Items from a figure collection:

=-=-=

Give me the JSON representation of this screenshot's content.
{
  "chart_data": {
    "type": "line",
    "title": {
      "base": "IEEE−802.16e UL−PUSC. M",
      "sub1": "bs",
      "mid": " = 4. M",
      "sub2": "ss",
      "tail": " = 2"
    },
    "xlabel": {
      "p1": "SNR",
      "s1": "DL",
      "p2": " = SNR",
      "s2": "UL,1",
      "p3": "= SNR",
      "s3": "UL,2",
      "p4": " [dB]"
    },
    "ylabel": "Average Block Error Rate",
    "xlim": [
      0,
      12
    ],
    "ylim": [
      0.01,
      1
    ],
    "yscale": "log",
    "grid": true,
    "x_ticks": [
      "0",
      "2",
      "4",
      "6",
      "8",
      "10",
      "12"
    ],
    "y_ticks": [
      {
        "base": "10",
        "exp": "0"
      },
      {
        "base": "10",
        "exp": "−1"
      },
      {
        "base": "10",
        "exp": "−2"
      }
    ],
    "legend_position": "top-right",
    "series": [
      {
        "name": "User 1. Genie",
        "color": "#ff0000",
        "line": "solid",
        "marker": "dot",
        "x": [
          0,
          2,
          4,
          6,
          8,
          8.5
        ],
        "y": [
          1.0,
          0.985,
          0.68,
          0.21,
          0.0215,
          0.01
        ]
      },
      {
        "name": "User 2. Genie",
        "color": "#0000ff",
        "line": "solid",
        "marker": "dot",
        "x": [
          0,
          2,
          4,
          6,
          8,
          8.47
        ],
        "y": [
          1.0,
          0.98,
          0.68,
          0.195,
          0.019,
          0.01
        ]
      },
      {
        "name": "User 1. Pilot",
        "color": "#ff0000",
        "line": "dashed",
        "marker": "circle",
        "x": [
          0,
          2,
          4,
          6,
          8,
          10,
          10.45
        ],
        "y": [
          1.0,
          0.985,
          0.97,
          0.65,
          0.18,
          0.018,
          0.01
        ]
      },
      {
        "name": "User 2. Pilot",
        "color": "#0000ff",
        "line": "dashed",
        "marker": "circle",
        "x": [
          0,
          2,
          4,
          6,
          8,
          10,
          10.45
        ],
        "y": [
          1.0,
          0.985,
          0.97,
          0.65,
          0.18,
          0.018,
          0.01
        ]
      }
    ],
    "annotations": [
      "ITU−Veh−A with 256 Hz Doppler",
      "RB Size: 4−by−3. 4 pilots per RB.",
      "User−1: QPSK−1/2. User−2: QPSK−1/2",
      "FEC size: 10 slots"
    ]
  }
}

=-=-=

• WORK INSTRUCTIONS: Copy every line verbatim.

• IN RESPONSE:
Give me the JSON representation of this screenshot's content.
{
  "chart_data": {
    "type": "line",
    "title": {
      "base": "IEEE−802.16e UL−PUSC. M",
      "sub1": "bs",
      "mid": " = 4. M",
      "sub2": "ss",
      "tail": " = 2"
    },
    "xlabel": {
      "p1": "SNR",
      "s1": "DL",
      "p2": " = SNR",
      "s2": "UL,1",
      "p3": "= SNR",
      "s3": "UL,2",
      "p4": " [dB]"
    },
    "ylabel": "Average Block Error Rate",
    "xlim": [
      0,
      12
    ],
    "ylim": [
      0.01,
      1
    ],
    "yscale": "log",
    "grid": true,
    "x_ticks": [
      "0",
      "2",
      "4",
      "6",
      "8",
      "10",
      "12"
    ],
    "y_ticks": [
      {
        "base": "10",
        "exp": "0"
      },
      {
        "base": "10",
        "exp": "−1"
      },
      {
        "base": "10",
        "exp": "−2"
      }
    ],
    "legend_position": "top-right",
    "series": [
      {
        "name": "User 1. Genie",
        "color": "#ff0000",
        "line": "solid",
        "marker": "dot",
        "x": [
          0,
          2,
          4,
          6,
          8,
          8.5
        ],
        "y": [
          1.0,
          0.985,
          0.68,
          0.21,
          0.0215,
          0.01
        ]
      },
      {
        "name": "User 2. Genie",
        "color": "#0000ff",
        "line": "solid",
        "marker": "dot",
        "x": [
          0,
          2,
          4,
          6,
          8,
          8.47
        ],
        "y": [
          1.0,
          0.98,
          0.68,
          0.195,
          0.019,
          0.01
        ]
      },
      {
        "name": "User 1. Pilot",
        "color": "#ff0000",
        "line": "dashed",
        "marker": "circle",
        "x": [
          0,
          2,
          4,
          6,
          8,
          10,
          10.45
        ],
        "y": [
          1.0,
          0.985,
          0.97,
          0.65,
          0.18,
          0.018,
          0.01
        ]
      },
      {
        "name": "User 2. Pilot",
        "color": "#0000ff",
        "line": "dashed",
        "marker": "circle",
        "x": [
          0,
          2,
          4,
          6,
          8,
          10,
          10.45
        ],
        "y": [
          1.0,
          0.985,
          0.97,
          0.65,
          0.18,
          0.018,
          0.01
        ]
      }
    ],
    "annotations": [
      "ITU−Veh−A with 256 Hz Doppler",
      "RB Size: 4−by−3. 4 pilots per RB.",
      "User−1: QPSK−1/2. User−2: QPSK−1/2",
      "FEC size: 10 slots"
    ]
  }
}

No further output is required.